• **Records to process**:
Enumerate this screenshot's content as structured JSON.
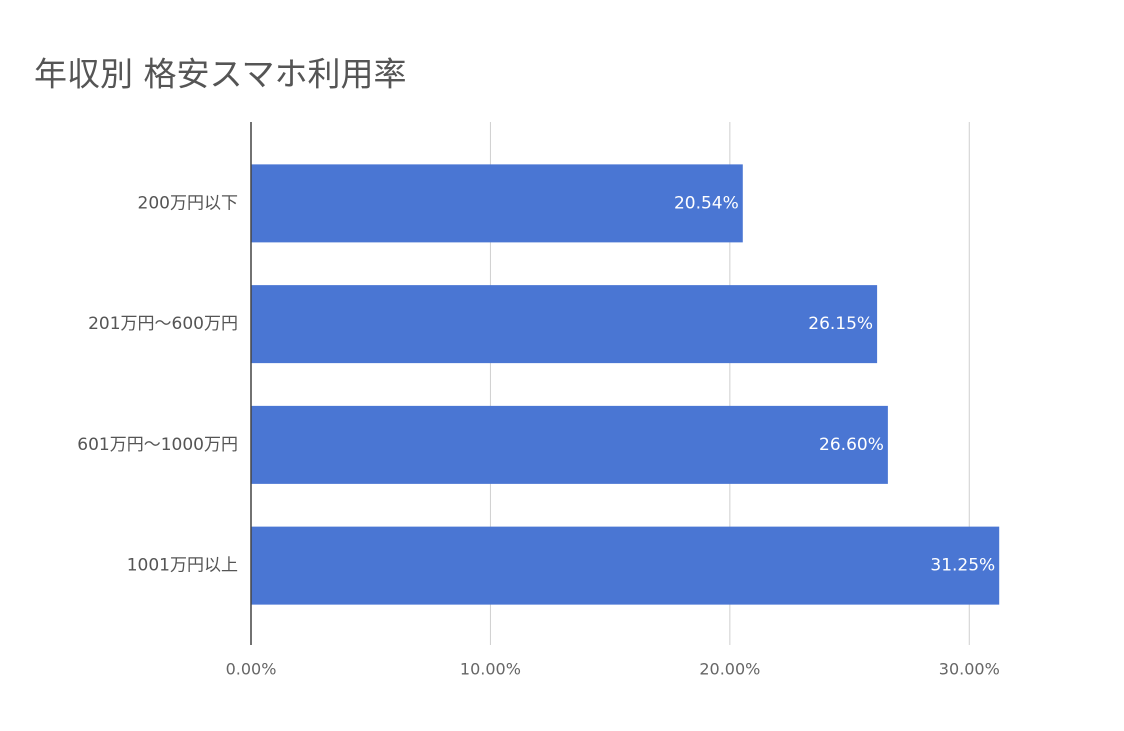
{
  "chart_data": {
    "type": "bar",
    "orientation": "horizontal",
    "title": "年収別 格安スマホ利用率",
    "categories": [
      "200万円以下",
      "201万円〜600万円",
      "601万円〜1000万円",
      "1001万円以上"
    ],
    "values": [
      20.54,
      26.15,
      26.6,
      31.25
    ],
    "value_labels": [
      "20.54%",
      "26.15%",
      "26.60%",
      "31.25%"
    ],
    "color": "#4a76d3",
    "xlim": [
      0,
      35
    ],
    "xticks": [
      {
        "value": 0,
        "label": "0.00%"
      },
      {
        "value": 10,
        "label": "10.00%"
      },
      {
        "value": 20,
        "label": "20.00%"
      },
      {
        "value": 30,
        "label": "30.00%"
      }
    ],
    "grid": true
  }
}
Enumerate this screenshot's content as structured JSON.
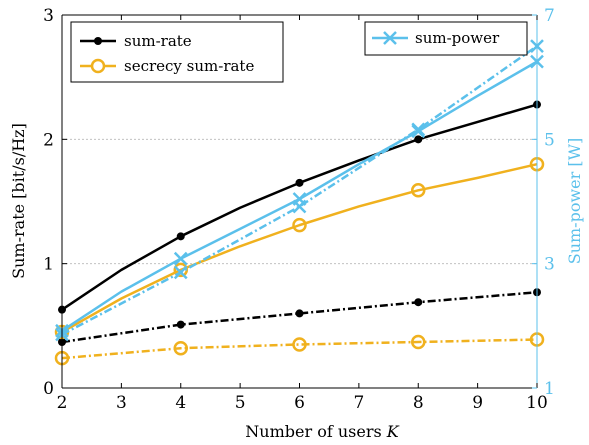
{
  "chart_data": {
    "type": "line",
    "xlabel": "Number of users",
    "xlabel_italic": "K",
    "ylabel_left": "Sum-rate [bit/s/Hz]",
    "ylabel_right": "Sum-power [W]",
    "xlim": [
      2,
      10
    ],
    "ylim_left": [
      0,
      3
    ],
    "ylim_right": [
      1,
      7
    ],
    "x_ticks": [
      2,
      3,
      4,
      5,
      6,
      7,
      8,
      9,
      10
    ],
    "y_ticks_left": [
      0,
      1,
      2,
      3
    ],
    "y_ticks_right": [
      1,
      3,
      5,
      7
    ],
    "grid": "horizontal dashed",
    "legend_left": [
      "sum-rate",
      "secrecy sum-rate"
    ],
    "legend_right": [
      "sum-power"
    ],
    "colors": {
      "sum_rate": "#000000",
      "secrecy": "#f0b11e",
      "power": "#5bc0eb"
    },
    "series": [
      {
        "name": "sum-rate",
        "axis": "left",
        "style": "solid",
        "marker": "dot",
        "color": "#000000",
        "x": [
          2,
          3,
          4,
          5,
          6,
          7,
          8,
          9,
          10
        ],
        "y": [
          0.63,
          0.95,
          1.22,
          1.45,
          1.65,
          1.83,
          2.0,
          2.14,
          2.28
        ],
        "marker_x": [
          2,
          4,
          6,
          8,
          10
        ]
      },
      {
        "name": "sum-rate",
        "axis": "left",
        "style": "dashdot",
        "marker": "dot",
        "color": "#000000",
        "x": [
          2,
          4,
          6,
          8,
          10
        ],
        "y": [
          0.37,
          0.51,
          0.6,
          0.69,
          0.77
        ],
        "marker_x": [
          2,
          4,
          6,
          8,
          10
        ]
      },
      {
        "name": "secrecy sum-rate",
        "axis": "left",
        "style": "solid",
        "marker": "circle",
        "color": "#f0b11e",
        "x": [
          2,
          3,
          4,
          5,
          6,
          7,
          8,
          9,
          10
        ],
        "y": [
          0.45,
          0.72,
          0.95,
          1.14,
          1.31,
          1.46,
          1.59,
          1.69,
          1.8
        ],
        "marker_x": [
          2,
          4,
          6,
          8,
          10
        ]
      },
      {
        "name": "secrecy sum-rate",
        "axis": "left",
        "style": "dashdot",
        "marker": "circle",
        "color": "#f0b11e",
        "x": [
          2,
          4,
          6,
          8,
          10
        ],
        "y": [
          0.24,
          0.32,
          0.35,
          0.37,
          0.39
        ],
        "marker_x": [
          2,
          4,
          6,
          8,
          10
        ]
      },
      {
        "name": "sum-power",
        "axis": "right",
        "style": "solid",
        "marker": "x",
        "color": "#5bc0eb",
        "x": [
          2,
          3,
          4,
          5,
          6,
          7,
          8,
          9,
          10
        ],
        "y": [
          1.92,
          2.55,
          3.08,
          3.56,
          4.04,
          4.6,
          5.13,
          5.7,
          6.25
        ],
        "marker_x": [
          2,
          4,
          6,
          8,
          10
        ]
      },
      {
        "name": "sum-power",
        "axis": "right",
        "style": "dashdot",
        "marker": "x",
        "color": "#5bc0eb",
        "x": [
          2,
          4,
          6,
          8,
          10
        ],
        "y": [
          1.86,
          2.86,
          3.92,
          5.16,
          6.5
        ],
        "marker_x": [
          2,
          4,
          6,
          8,
          10
        ]
      }
    ]
  }
}
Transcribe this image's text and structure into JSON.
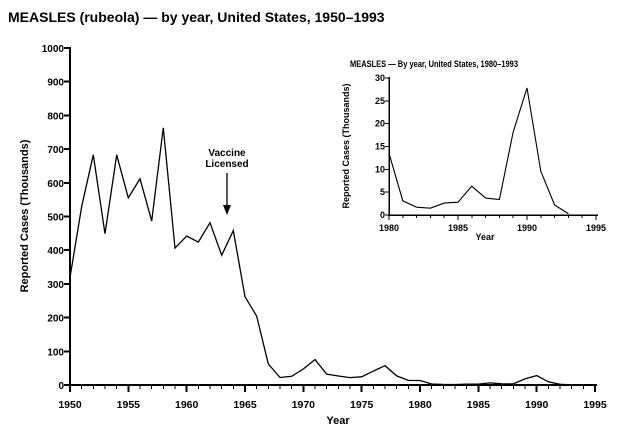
{
  "page": {
    "title": "MEASLES (rubeola) — by year, United States, 1950–1993",
    "background": "#ffffff",
    "line_color": "#000000"
  },
  "annotation": {
    "text_lines": [
      "Vaccine",
      "Licensed"
    ],
    "arrow_direction": "down",
    "arrow_target_year": 1963
  },
  "chart_data": [
    {
      "id": "main",
      "type": "line",
      "title": "MEASLES (rubeola) — by year, United States, 1950–1993",
      "xlabel": "Year",
      "ylabel": "Reported Cases (Thousands)",
      "xlim": [
        1950,
        1995
      ],
      "ylim": [
        0,
        1000
      ],
      "x_major_ticks": [
        1950,
        1955,
        1960,
        1965,
        1970,
        1975,
        1980,
        1985,
        1990,
        1995
      ],
      "x_minor_tick_interval": 1,
      "y_ticks": [
        0,
        100,
        200,
        300,
        400,
        500,
        600,
        700,
        800,
        900,
        1000
      ],
      "grid": false,
      "legend": false,
      "line_color": "#000000",
      "x": [
        1950,
        1951,
        1952,
        1953,
        1954,
        1955,
        1956,
        1957,
        1958,
        1959,
        1960,
        1961,
        1962,
        1963,
        1964,
        1965,
        1966,
        1967,
        1968,
        1969,
        1970,
        1971,
        1972,
        1973,
        1974,
        1975,
        1976,
        1977,
        1978,
        1979,
        1980,
        1981,
        1982,
        1983,
        1984,
        1985,
        1986,
        1987,
        1988,
        1989,
        1990,
        1991,
        1992,
        1993
      ],
      "values": [
        319.1,
        530.1,
        683.1,
        449.1,
        682.7,
        555.2,
        611.9,
        486.8,
        763.1,
        406.2,
        441.7,
        423.9,
        481.5,
        385.2,
        458.1,
        261.9,
        204.1,
        62.7,
        22.2,
        25.8,
        47.4,
        75.3,
        32.3,
        26.7,
        22.1,
        24.4,
        41.1,
        57.3,
        26.9,
        13.6,
        13.5,
        3.1,
        1.7,
        1.5,
        2.6,
        2.8,
        6.3,
        3.7,
        3.4,
        18.2,
        27.8,
        9.6,
        2.2,
        0.3
      ]
    },
    {
      "id": "inset",
      "type": "line",
      "title": "MEASLES — By year, United States, 1980–1993",
      "xlabel": "Year",
      "ylabel": "Reported Cases (Thousands)",
      "xlim": [
        1980,
        1995
      ],
      "ylim": [
        0,
        30
      ],
      "x_major_ticks": [
        1980,
        1985,
        1990,
        1995
      ],
      "x_minor_tick_interval": 1,
      "y_ticks": [
        0,
        5,
        10,
        15,
        20,
        25,
        30
      ],
      "grid": false,
      "legend": false,
      "line_color": "#000000",
      "x": [
        1980,
        1981,
        1982,
        1983,
        1984,
        1985,
        1986,
        1987,
        1988,
        1989,
        1990,
        1991,
        1992,
        1993
      ],
      "values": [
        13.5,
        3.1,
        1.7,
        1.5,
        2.6,
        2.8,
        6.3,
        3.7,
        3.4,
        18.2,
        27.8,
        9.6,
        2.2,
        0.3
      ]
    }
  ]
}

• **Stated exercise**:
Copy the records exactly. Skip the pictures.

• **Reply**:
Enumerate this screenshot's content as structured JSON.
{
  "chart_data": {
    "type": "bar",
    "orientation": "horizontal",
    "title": "年収別 格安スマホ利用率",
    "categories": [
      "200万円以下",
      "201万円〜600万円",
      "601万円〜1000万円",
      "1001万円以上"
    ],
    "values": [
      20.54,
      26.15,
      26.6,
      31.25
    ],
    "value_labels": [
      "20.54%",
      "26.15%",
      "26.60%",
      "31.25%"
    ],
    "color": "#4a76d3",
    "xlim": [
      0,
      35
    ],
    "xticks": [
      {
        "value": 0,
        "label": "0.00%"
      },
      {
        "value": 10,
        "label": "10.00%"
      },
      {
        "value": 20,
        "label": "20.00%"
      },
      {
        "value": 30,
        "label": "30.00%"
      }
    ],
    "grid": true
  }
}
Enumerate this screenshot's content as structured JSON.
{
  "chart_data": {
    "type": "line",
    "xlabel": "Number of users",
    "xlabel_italic": "K",
    "ylabel_left": "Sum-rate [bit/s/Hz]",
    "ylabel_right": "Sum-power [W]",
    "xlim": [
      2,
      10
    ],
    "ylim_left": [
      0,
      3
    ],
    "ylim_right": [
      1,
      7
    ],
    "x_ticks": [
      2,
      3,
      4,
      5,
      6,
      7,
      8,
      9,
      10
    ],
    "y_ticks_left": [
      0,
      1,
      2,
      3
    ],
    "y_ticks_right": [
      1,
      3,
      5,
      7
    ],
    "grid": "horizontal dashed",
    "legend_left": [
      "sum-rate",
      "secrecy sum-rate"
    ],
    "legend_right": [
      "sum-power"
    ],
    "colors": {
      "sum_rate": "#000000",
      "secrecy": "#f0b11e",
      "power": "#5bc0eb"
    },
    "series": [
      {
        "name": "sum-rate",
        "axis": "left",
        "style": "solid",
        "marker": "dot",
        "color": "#000000",
        "x": [
          2,
          3,
          4,
          5,
          6,
          7,
          8,
          9,
          10
        ],
        "y": [
          0.63,
          0.95,
          1.22,
          1.45,
          1.65,
          1.83,
          2.0,
          2.14,
          2.28
        ],
        "marker_x": [
          2,
          4,
          6,
          8,
          10
        ]
      },
      {
        "name": "sum-rate",
        "axis": "left",
        "style": "dashdot",
        "marker": "dot",
        "color": "#000000",
        "x": [
          2,
          4,
          6,
          8,
          10
        ],
        "y": [
          0.37,
          0.51,
          0.6,
          0.69,
          0.77
        ],
        "marker_x": [
          2,
          4,
          6,
          8,
          10
        ]
      },
      {
        "name": "secrecy sum-rate",
        "axis": "left",
        "style": "solid",
        "marker": "circle",
        "color": "#f0b11e",
        "x": [
          2,
          3,
          4,
          5,
          6,
          7,
          8,
          9,
          10
        ],
        "y": [
          0.45,
          0.72,
          0.95,
          1.14,
          1.31,
          1.46,
          1.59,
          1.69,
          1.8
        ],
        "marker_x": [
          2,
          4,
          6,
          8,
          10
        ]
      },
      {
        "name": "secrecy sum-rate",
        "axis": "left",
        "style": "dashdot",
        "marker": "circle",
        "color": "#f0b11e",
        "x": [
          2,
          4,
          6,
          8,
          10
        ],
        "y": [
          0.24,
          0.32,
          0.35,
          0.37,
          0.39
        ],
        "marker_x": [
          2,
          4,
          6,
          8,
          10
        ]
      },
      {
        "name": "sum-power",
        "axis": "right",
        "style": "solid",
        "marker": "x",
        "color": "#5bc0eb",
        "x": [
          2,
          3,
          4,
          5,
          6,
          7,
          8,
          9,
          10
        ],
        "y": [
          1.92,
          2.55,
          3.08,
          3.56,
          4.04,
          4.6,
          5.13,
          5.7,
          6.25
        ],
        "marker_x": [
          2,
          4,
          6,
          8,
          10
        ]
      },
      {
        "name": "sum-power",
        "axis": "right",
        "style": "dashdot",
        "marker": "x",
        "color": "#5bc0eb",
        "x": [
          2,
          4,
          6,
          8,
          10
        ],
        "y": [
          1.86,
          2.86,
          3.92,
          5.16,
          6.5
        ],
        "marker_x": [
          2,
          4,
          6,
          8,
          10
        ]
      }
    ]
  }
}
Transcribe this image's text and structure into JSON.
{
  "page": {
    "title": "MEASLES (rubeola) — by year, United States, 1950–1993",
    "background": "#ffffff",
    "line_color": "#000000"
  },
  "annotation": {
    "text_lines": [
      "Vaccine",
      "Licensed"
    ],
    "arrow_direction": "down",
    "arrow_target_year": 1963
  },
  "chart_data": [
    {
      "id": "main",
      "type": "line",
      "title": "MEASLES (rubeola) — by year, United States, 1950–1993",
      "xlabel": "Year",
      "ylabel": "Reported Cases (Thousands)",
      "xlim": [
        1950,
        1995
      ],
      "ylim": [
        0,
        1000
      ],
      "x_major_ticks": [
        1950,
        1955,
        1960,
        1965,
        1970,
        1975,
        1980,
        1985,
        1990,
        1995
      ],
      "x_minor_tick_interval": 1,
      "y_ticks": [
        0,
        100,
        200,
        300,
        400,
        500,
        600,
        700,
        800,
        900,
        1000
      ],
      "grid": false,
      "legend": false,
      "line_color": "#000000",
      "x": [
        1950,
        1951,
        1952,
        1953,
        1954,
        1955,
        1956,
        1957,
        1958,
        1959,
        1960,
        1961,
        1962,
        1963,
        1964,
        1965,
        1966,
        1967,
        1968,
        1969,
        1970,
        1971,
        1972,
        1973,
        1974,
        1975,
        1976,
        1977,
        1978,
        1979,
        1980,
        1981,
        1982,
        1983,
        1984,
        1985,
        1986,
        1987,
        1988,
        1989,
        1990,
        1991,
        1992,
        1993
      ],
      "values": [
        319.1,
        530.1,
        683.1,
        449.1,
        682.7,
        555.2,
        611.9,
        486.8,
        763.1,
        406.2,
        441.7,
        423.9,
        481.5,
        385.2,
        458.1,
        261.9,
        204.1,
        62.7,
        22.2,
        25.8,
        47.4,
        75.3,
        32.3,
        26.7,
        22.1,
        24.4,
        41.1,
        57.3,
        26.9,
        13.6,
        13.5,
        3.1,
        1.7,
        1.5,
        2.6,
        2.8,
        6.3,
        3.7,
        3.4,
        18.2,
        27.8,
        9.6,
        2.2,
        0.3
      ]
    },
    {
      "id": "inset",
      "type": "line",
      "title": "MEASLES — By year, United States, 1980–1993",
      "xlabel": "Year",
      "ylabel": "Reported Cases (Thousands)",
      "xlim": [
        1980,
        1995
      ],
      "ylim": [
        0,
        30
      ],
      "x_major_ticks": [
        1980,
        1985,
        1990,
        1995
      ],
      "x_minor_tick_interval": 1,
      "y_ticks": [
        0,
        5,
        10,
        15,
        20,
        25,
        30
      ],
      "grid": false,
      "legend": false,
      "line_color": "#000000",
      "x": [
        1980,
        1981,
        1982,
        1983,
        1984,
        1985,
        1986,
        1987,
        1988,
        1989,
        1990,
        1991,
        1992,
        1993
      ],
      "values": [
        13.5,
        3.1,
        1.7,
        1.5,
        2.6,
        2.8,
        6.3,
        3.7,
        3.4,
        18.2,
        27.8,
        9.6,
        2.2,
        0.3
      ]
    }
  ]
}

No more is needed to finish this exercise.